Seek out every line containing the word "mortuis", and copy each.

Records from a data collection

----

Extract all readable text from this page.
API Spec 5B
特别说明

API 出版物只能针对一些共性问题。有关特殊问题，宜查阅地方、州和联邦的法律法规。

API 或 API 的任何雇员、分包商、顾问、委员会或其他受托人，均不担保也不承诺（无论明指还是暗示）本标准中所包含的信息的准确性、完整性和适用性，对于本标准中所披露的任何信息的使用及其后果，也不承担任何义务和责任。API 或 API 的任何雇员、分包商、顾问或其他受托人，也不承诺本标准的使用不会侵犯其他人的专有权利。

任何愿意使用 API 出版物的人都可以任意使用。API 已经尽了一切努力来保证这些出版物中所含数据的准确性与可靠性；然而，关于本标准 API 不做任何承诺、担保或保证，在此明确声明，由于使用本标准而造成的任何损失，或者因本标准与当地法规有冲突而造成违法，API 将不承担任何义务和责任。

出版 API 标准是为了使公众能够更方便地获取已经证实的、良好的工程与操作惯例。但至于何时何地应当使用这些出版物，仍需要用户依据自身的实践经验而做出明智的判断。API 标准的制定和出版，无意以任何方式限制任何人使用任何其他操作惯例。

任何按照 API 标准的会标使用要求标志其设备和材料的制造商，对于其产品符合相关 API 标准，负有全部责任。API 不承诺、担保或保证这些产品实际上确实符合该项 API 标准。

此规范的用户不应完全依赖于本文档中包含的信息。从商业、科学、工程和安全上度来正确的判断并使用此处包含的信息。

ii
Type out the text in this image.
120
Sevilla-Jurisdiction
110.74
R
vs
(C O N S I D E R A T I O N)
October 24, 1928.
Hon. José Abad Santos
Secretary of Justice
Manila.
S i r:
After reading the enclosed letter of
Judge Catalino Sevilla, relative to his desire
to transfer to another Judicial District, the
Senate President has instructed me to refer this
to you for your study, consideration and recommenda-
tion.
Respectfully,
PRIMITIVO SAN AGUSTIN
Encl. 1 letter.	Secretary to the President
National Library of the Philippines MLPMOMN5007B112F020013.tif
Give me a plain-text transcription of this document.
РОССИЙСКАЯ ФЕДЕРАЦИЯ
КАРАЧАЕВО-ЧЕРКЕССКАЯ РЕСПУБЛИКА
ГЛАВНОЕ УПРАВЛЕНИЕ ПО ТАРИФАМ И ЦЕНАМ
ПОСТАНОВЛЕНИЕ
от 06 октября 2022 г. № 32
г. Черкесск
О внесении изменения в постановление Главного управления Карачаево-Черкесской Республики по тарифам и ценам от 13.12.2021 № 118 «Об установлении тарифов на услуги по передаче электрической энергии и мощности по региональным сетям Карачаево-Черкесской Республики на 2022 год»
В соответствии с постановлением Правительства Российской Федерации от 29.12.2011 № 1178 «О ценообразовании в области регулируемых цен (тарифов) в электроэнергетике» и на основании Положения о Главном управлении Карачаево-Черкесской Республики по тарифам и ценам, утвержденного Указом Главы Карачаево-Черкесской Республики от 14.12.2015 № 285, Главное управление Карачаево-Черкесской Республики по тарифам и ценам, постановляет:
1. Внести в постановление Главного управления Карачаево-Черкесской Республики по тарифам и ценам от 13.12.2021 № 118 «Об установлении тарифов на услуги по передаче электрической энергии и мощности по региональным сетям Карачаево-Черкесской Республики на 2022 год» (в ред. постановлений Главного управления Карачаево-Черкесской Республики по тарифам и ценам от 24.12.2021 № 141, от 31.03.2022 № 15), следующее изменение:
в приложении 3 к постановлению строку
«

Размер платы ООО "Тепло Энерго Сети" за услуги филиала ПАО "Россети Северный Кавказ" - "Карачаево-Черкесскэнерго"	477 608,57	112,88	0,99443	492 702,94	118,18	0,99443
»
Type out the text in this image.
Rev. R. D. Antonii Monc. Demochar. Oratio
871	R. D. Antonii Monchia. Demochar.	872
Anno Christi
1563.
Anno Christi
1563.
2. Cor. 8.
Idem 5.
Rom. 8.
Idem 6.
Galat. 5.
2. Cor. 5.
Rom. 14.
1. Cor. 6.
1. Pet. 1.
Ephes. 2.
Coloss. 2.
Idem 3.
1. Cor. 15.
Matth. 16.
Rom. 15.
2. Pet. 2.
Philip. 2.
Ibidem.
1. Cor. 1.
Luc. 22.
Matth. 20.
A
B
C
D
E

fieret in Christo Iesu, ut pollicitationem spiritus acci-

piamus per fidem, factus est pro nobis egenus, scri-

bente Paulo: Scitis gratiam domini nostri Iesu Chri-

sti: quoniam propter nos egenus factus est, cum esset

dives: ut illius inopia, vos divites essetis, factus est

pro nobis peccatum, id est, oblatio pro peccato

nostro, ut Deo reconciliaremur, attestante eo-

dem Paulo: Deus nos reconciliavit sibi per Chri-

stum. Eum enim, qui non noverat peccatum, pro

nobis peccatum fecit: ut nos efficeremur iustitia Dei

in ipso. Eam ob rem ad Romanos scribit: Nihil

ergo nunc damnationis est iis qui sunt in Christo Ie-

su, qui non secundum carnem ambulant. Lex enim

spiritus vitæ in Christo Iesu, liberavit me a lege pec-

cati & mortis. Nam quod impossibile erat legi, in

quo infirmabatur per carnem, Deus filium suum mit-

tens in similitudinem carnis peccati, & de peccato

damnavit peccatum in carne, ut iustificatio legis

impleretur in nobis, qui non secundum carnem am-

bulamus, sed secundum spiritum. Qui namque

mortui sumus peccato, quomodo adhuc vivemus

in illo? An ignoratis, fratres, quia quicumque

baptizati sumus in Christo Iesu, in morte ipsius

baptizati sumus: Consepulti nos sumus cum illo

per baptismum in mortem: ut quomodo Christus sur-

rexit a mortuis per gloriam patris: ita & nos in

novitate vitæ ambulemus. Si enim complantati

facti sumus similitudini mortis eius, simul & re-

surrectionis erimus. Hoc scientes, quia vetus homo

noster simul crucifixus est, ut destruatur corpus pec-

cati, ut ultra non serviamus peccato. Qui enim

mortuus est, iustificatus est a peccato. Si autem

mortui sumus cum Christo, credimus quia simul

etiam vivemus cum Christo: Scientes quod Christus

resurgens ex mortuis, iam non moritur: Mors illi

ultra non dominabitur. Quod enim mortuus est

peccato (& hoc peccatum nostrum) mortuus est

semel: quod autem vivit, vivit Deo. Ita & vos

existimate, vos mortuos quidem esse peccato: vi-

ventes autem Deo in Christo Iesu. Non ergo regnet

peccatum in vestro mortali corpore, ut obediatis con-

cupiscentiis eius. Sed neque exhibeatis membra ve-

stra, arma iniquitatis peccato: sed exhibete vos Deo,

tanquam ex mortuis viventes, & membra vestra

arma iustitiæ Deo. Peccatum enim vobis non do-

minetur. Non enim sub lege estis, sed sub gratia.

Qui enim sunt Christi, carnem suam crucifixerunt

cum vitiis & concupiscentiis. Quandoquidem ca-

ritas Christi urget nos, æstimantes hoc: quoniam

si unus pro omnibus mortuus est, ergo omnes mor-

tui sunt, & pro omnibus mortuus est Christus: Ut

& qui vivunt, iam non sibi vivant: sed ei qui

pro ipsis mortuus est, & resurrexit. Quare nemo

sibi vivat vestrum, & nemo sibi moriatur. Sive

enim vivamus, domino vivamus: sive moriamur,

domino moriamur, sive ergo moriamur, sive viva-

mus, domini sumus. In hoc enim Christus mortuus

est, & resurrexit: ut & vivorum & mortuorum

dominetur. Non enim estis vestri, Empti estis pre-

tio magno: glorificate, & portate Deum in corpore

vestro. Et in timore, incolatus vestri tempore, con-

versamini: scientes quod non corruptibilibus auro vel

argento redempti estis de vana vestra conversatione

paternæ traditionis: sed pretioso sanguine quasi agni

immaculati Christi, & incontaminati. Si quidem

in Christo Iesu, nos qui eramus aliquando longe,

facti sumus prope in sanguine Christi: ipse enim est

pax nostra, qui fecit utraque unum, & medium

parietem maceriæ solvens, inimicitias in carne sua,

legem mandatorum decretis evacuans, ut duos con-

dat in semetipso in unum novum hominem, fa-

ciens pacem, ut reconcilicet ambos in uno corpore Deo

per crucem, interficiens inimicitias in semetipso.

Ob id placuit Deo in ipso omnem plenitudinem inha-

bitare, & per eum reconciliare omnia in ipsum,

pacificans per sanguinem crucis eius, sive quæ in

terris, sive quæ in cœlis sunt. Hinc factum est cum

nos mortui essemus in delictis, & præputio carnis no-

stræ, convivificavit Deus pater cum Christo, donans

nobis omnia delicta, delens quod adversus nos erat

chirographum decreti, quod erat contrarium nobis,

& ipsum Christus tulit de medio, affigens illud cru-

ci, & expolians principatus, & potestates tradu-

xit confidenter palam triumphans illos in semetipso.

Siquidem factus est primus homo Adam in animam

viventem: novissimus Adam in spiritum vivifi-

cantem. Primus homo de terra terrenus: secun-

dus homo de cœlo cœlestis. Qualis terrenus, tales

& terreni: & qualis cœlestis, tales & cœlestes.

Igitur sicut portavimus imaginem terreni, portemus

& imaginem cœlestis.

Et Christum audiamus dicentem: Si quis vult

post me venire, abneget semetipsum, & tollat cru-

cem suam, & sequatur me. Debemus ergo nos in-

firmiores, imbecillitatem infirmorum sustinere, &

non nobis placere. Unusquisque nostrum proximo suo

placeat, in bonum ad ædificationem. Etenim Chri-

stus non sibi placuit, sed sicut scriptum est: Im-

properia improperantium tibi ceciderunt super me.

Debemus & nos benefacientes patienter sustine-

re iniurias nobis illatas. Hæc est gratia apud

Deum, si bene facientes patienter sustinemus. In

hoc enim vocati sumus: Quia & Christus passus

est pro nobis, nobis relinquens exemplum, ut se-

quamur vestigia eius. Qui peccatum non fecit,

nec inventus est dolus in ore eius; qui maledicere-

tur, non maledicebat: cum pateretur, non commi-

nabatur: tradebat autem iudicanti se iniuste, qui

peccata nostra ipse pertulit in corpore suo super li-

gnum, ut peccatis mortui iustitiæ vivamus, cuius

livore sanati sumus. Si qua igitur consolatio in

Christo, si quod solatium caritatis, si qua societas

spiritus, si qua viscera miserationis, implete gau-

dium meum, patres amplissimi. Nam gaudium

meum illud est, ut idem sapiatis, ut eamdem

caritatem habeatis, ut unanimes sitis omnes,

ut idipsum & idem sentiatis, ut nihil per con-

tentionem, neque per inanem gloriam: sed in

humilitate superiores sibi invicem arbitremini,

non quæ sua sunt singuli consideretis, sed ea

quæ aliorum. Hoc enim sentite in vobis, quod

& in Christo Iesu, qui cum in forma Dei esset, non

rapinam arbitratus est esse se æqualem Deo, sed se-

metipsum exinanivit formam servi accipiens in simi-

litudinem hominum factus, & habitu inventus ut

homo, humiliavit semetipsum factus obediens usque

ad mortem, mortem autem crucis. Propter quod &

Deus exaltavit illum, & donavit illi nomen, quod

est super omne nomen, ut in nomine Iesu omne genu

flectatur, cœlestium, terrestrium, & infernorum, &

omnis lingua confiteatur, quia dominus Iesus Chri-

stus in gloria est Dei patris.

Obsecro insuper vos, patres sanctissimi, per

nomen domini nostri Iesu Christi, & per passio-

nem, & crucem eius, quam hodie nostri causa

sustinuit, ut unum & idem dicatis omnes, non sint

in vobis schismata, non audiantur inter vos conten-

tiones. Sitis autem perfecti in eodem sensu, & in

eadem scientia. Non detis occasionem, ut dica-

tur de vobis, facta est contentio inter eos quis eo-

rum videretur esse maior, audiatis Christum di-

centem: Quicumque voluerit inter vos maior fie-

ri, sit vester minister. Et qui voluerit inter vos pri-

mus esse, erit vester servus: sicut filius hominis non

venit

----

--- THE ANSWER ---
rexit a mortuis per gloriam patris: ita & nos in
resurgens ex mortuis, iam non moritur: Mors illi
tanquam ex mortuis viventes, & membra vestra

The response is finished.